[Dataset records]
╭──
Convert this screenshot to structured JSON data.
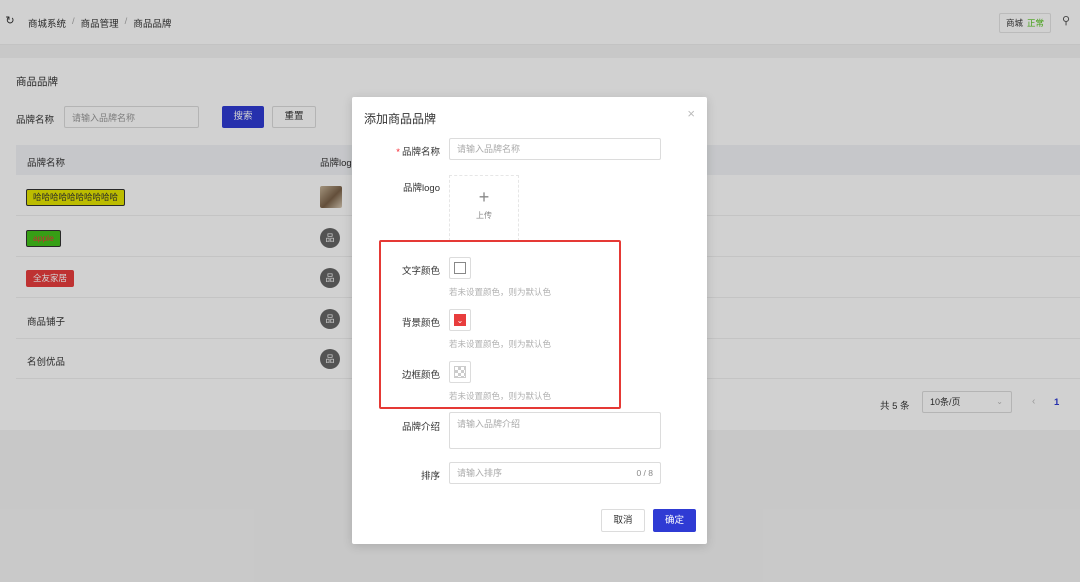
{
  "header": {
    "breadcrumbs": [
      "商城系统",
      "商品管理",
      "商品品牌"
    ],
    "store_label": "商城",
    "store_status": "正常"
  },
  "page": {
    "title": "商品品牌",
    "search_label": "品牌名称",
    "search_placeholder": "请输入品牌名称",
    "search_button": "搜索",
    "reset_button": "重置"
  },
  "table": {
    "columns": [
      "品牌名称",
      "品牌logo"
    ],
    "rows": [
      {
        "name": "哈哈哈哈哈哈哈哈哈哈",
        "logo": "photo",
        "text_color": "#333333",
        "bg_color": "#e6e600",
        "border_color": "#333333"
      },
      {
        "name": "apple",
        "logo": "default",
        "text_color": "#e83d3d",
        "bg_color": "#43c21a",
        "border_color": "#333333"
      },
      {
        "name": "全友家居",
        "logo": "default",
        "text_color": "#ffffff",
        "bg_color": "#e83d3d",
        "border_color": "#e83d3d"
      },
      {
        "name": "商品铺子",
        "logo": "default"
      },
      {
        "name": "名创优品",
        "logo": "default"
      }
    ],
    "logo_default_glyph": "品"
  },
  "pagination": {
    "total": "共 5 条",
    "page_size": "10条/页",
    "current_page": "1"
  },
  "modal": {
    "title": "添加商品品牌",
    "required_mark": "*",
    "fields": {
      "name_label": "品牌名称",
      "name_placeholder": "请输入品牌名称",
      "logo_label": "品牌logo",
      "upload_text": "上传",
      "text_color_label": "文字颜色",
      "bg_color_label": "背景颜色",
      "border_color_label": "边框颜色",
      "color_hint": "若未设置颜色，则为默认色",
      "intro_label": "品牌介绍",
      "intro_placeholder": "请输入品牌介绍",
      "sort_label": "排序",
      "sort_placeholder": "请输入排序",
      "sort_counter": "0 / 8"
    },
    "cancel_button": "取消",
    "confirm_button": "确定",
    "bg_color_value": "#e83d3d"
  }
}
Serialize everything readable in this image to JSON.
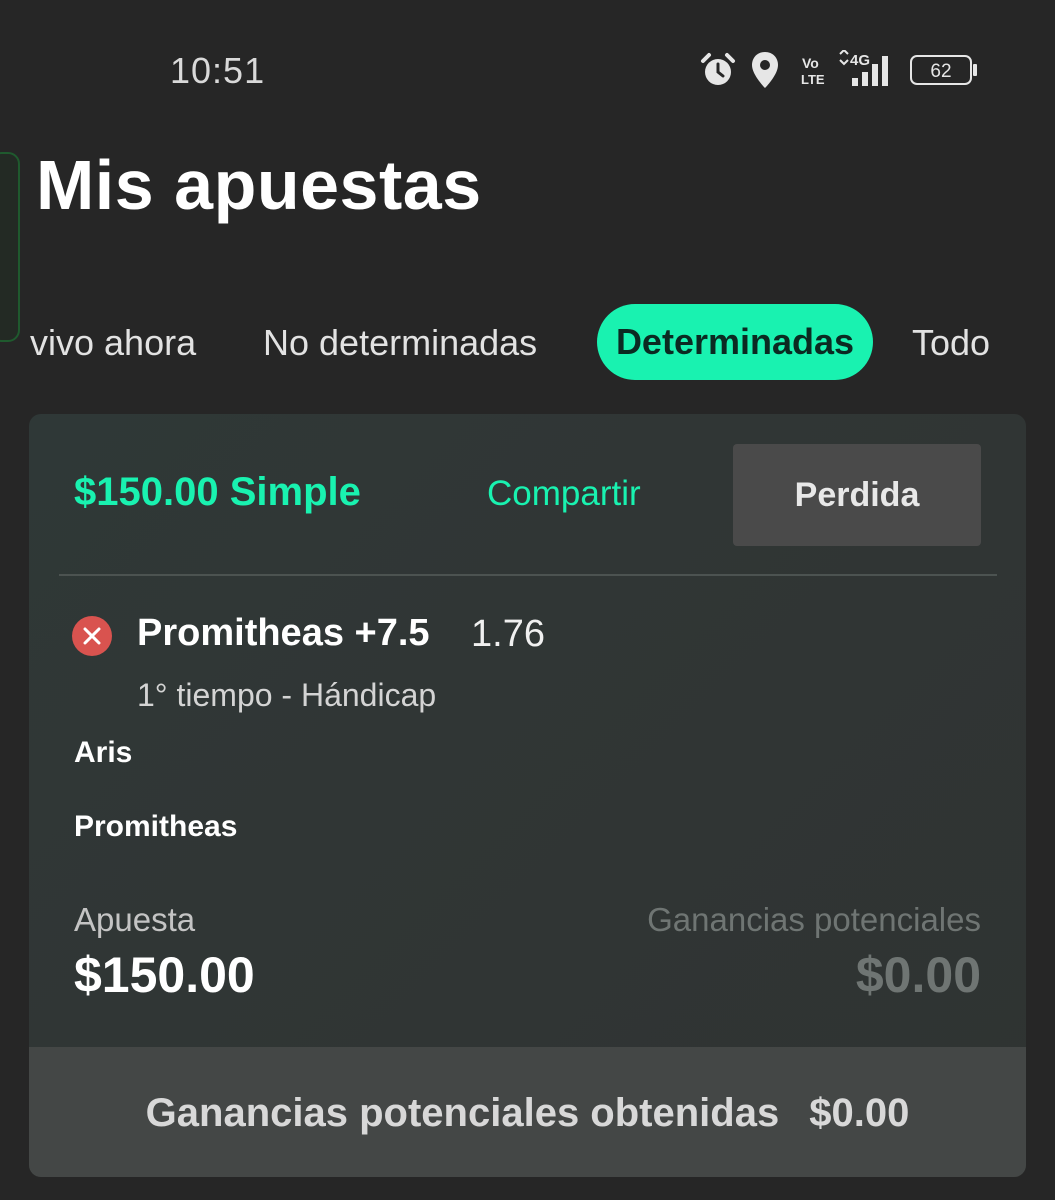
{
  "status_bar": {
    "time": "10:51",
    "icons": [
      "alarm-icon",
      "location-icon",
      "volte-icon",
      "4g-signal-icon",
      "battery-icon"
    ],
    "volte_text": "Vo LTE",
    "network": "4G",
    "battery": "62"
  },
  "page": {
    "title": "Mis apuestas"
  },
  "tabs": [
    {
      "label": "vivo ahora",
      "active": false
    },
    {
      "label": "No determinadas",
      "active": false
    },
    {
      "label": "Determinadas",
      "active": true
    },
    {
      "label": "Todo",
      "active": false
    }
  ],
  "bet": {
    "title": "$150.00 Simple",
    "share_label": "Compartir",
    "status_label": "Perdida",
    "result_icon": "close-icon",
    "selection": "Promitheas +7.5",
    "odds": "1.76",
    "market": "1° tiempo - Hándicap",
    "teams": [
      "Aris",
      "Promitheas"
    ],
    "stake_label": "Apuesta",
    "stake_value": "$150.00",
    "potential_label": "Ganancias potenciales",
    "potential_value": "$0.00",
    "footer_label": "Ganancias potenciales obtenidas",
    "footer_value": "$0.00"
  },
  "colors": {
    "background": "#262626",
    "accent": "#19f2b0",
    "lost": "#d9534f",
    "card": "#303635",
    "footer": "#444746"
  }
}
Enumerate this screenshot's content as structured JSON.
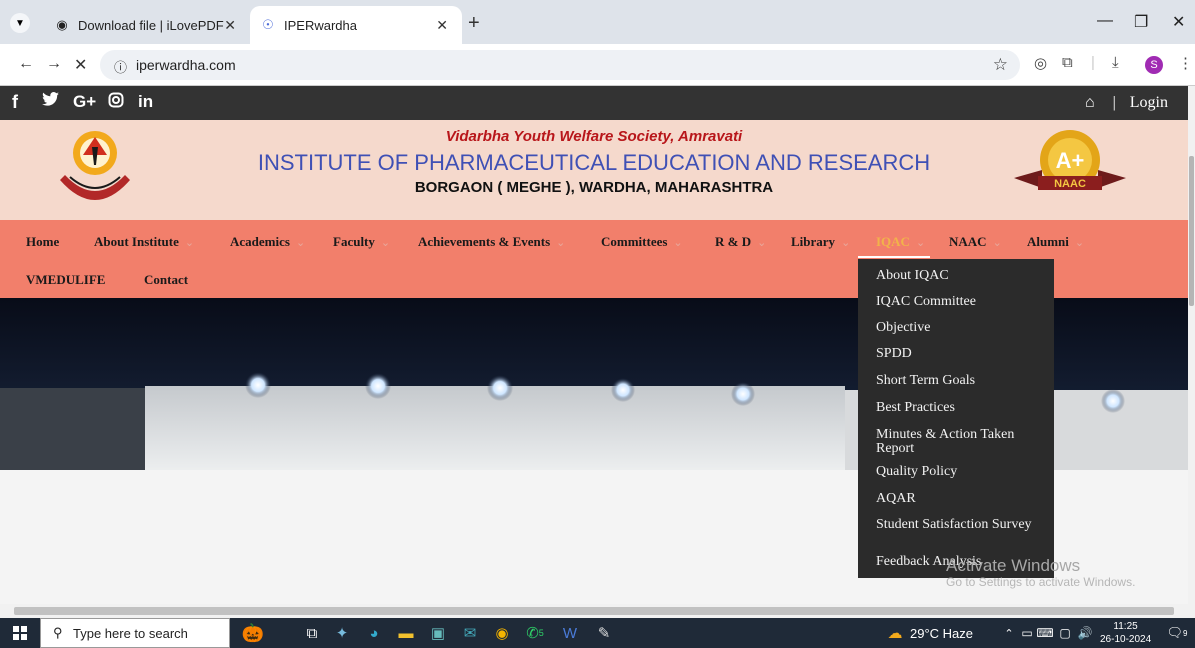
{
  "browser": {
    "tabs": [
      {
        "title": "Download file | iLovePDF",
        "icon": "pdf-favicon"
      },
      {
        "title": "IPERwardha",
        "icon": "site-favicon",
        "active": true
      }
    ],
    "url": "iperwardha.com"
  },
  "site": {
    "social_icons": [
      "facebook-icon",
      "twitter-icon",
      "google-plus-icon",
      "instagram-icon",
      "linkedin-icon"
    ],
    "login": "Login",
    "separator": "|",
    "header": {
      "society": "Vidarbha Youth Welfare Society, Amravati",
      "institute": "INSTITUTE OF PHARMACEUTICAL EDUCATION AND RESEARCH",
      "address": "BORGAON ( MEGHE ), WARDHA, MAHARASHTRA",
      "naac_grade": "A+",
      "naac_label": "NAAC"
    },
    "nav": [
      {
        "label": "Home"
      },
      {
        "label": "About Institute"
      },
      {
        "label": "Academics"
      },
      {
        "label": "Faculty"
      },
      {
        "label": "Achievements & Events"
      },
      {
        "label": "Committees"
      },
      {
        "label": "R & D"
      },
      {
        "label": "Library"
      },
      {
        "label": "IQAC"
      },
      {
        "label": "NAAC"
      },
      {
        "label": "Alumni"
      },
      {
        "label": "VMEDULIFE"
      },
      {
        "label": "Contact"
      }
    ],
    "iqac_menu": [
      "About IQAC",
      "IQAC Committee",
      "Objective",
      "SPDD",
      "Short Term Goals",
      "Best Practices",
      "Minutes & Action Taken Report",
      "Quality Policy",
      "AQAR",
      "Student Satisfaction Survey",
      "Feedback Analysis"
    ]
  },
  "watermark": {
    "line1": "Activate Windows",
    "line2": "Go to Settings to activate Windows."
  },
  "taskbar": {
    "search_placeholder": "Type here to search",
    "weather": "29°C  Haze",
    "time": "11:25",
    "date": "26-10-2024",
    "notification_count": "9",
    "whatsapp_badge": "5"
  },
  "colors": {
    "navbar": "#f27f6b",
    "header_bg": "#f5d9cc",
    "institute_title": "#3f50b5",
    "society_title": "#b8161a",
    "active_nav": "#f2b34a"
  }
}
╰──
_Your goal:_ Retype all of the entries exactly as written, leaving out any images.

_Written response:_
Convert this screenshot to structured JSON data.
{
  "header": {
    "breadcrumbs": [
      "商城系统",
      "商品管理",
      "商品品牌"
    ],
    "store_label": "商城",
    "store_status": "正常"
  },
  "page": {
    "title": "商品品牌",
    "search_label": "品牌名称",
    "search_placeholder": "请输入品牌名称",
    "search_button": "搜索",
    "reset_button": "重置"
  },
  "table": {
    "columns": [
      "品牌名称",
      "品牌logo"
    ],
    "rows": [
      {
        "name": "哈哈哈哈哈哈哈哈哈哈",
        "logo": "photo",
        "text_color": "#333333",
        "bg_color": "#e6e600",
        "border_color": "#333333"
      },
      {
        "name": "apple",
        "logo": "default",
        "text_color": "#e83d3d",
        "bg_color": "#43c21a",
        "border_color": "#333333"
      },
      {
        "name": "全友家居",
        "logo": "default",
        "text_color": "#ffffff",
        "bg_color": "#e83d3d",
        "border_color": "#e83d3d"
      },
      {
        "name": "商品铺子",
        "logo": "default"
      },
      {
        "name": "名创优品",
        "logo": "default"
      }
    ],
    "logo_default_glyph": "品"
  },
  "pagination": {
    "total": "共 5 条",
    "page_size": "10条/页",
    "current_page": "1"
  },
  "modal": {
    "title": "添加商品品牌",
    "required_mark": "*",
    "fields": {
      "name_label": "品牌名称",
      "name_placeholder": "请输入品牌名称",
      "logo_label": "品牌logo",
      "upload_text": "上传",
      "text_color_label": "文字颜色",
      "bg_color_label": "背景颜色",
      "border_color_label": "边框颜色",
      "color_hint": "若未设置颜色，则为默认色",
      "intro_label": "品牌介绍",
      "intro_placeholder": "请输入品牌介绍",
      "sort_label": "排序",
      "sort_placeholder": "请输入排序",
      "sort_counter": "0 / 8"
    },
    "cancel_button": "取消",
    "confirm_button": "确定",
    "bg_color_value": "#e83d3d"
  }
}
Serialize everything readable in this image to JSON.
{
  "status_bar": {
    "time": "10:51",
    "icons": [
      "alarm-icon",
      "location-icon",
      "volte-icon",
      "4g-signal-icon",
      "battery-icon"
    ],
    "volte_text": "Vo LTE",
    "network": "4G",
    "battery": "62"
  },
  "page": {
    "title": "Mis apuestas"
  },
  "tabs": [
    {
      "label": "vivo ahora",
      "active": false
    },
    {
      "label": "No determinadas",
      "active": false
    },
    {
      "label": "Determinadas",
      "active": true
    },
    {
      "label": "Todo",
      "active": false
    }
  ],
  "bet": {
    "title": "$150.00 Simple",
    "share_label": "Compartir",
    "status_label": "Perdida",
    "result_icon": "close-icon",
    "selection": "Promitheas +7.5",
    "odds": "1.76",
    "market": "1° tiempo - Hándicap",
    "teams": [
      "Aris",
      "Promitheas"
    ],
    "stake_label": "Apuesta",
    "stake_value": "$150.00",
    "potential_label": "Ganancias potenciales",
    "potential_value": "$0.00",
    "footer_label": "Ganancias potenciales obtenidas",
    "footer_value": "$0.00"
  },
  "colors": {
    "background": "#262626",
    "accent": "#19f2b0",
    "lost": "#d9534f",
    "card": "#303635",
    "footer": "#444746"
  }
}
Enumerate this screenshot's content as structured JSON.
{
  "browser": {
    "tabs": [
      {
        "title": "Download file | iLovePDF",
        "icon": "pdf-favicon"
      },
      {
        "title": "IPERwardha",
        "icon": "site-favicon",
        "active": true
      }
    ],
    "url": "iperwardha.com"
  },
  "site": {
    "social_icons": [
      "facebook-icon",
      "twitter-icon",
      "google-plus-icon",
      "instagram-icon",
      "linkedin-icon"
    ],
    "login": "Login",
    "separator": "|",
    "header": {
      "society": "Vidarbha Youth Welfare Society, Amravati",
      "institute": "INSTITUTE OF PHARMACEUTICAL EDUCATION AND RESEARCH",
      "address": "BORGAON ( MEGHE ), WARDHA, MAHARASHTRA",
      "naac_grade": "A+",
      "naac_label": "NAAC"
    },
    "nav": [
      {
        "label": "Home"
      },
      {
        "label": "About Institute"
      },
      {
        "label": "Academics"
      },
      {
        "label": "Faculty"
      },
      {
        "label": "Achievements & Events"
      },
      {
        "label": "Committees"
      },
      {
        "label": "R & D"
      },
      {
        "label": "Library"
      },
      {
        "label": "IQAC"
      },
      {
        "label": "NAAC"
      },
      {
        "label": "Alumni"
      },
      {
        "label": "VMEDULIFE"
      },
      {
        "label": "Contact"
      }
    ],
    "iqac_menu": [
      "About IQAC",
      "IQAC Committee",
      "Objective",
      "SPDD",
      "Short Term Goals",
      "Best Practices",
      "Minutes & Action Taken Report",
      "Quality Policy",
      "AQAR",
      "Student Satisfaction Survey",
      "Feedback Analysis"
    ]
  },
  "watermark": {
    "line1": "Activate Windows",
    "line2": "Go to Settings to activate Windows."
  },
  "taskbar": {
    "search_placeholder": "Type here to search",
    "weather": "29°C  Haze",
    "time": "11:25",
    "date": "26-10-2024",
    "notification_count": "9",
    "whatsapp_badge": "5"
  },
  "colors": {
    "navbar": "#f27f6b",
    "header_bg": "#f5d9cc",
    "institute_title": "#3f50b5",
    "society_title": "#b8161a",
    "active_nav": "#f2b34a"
  }
}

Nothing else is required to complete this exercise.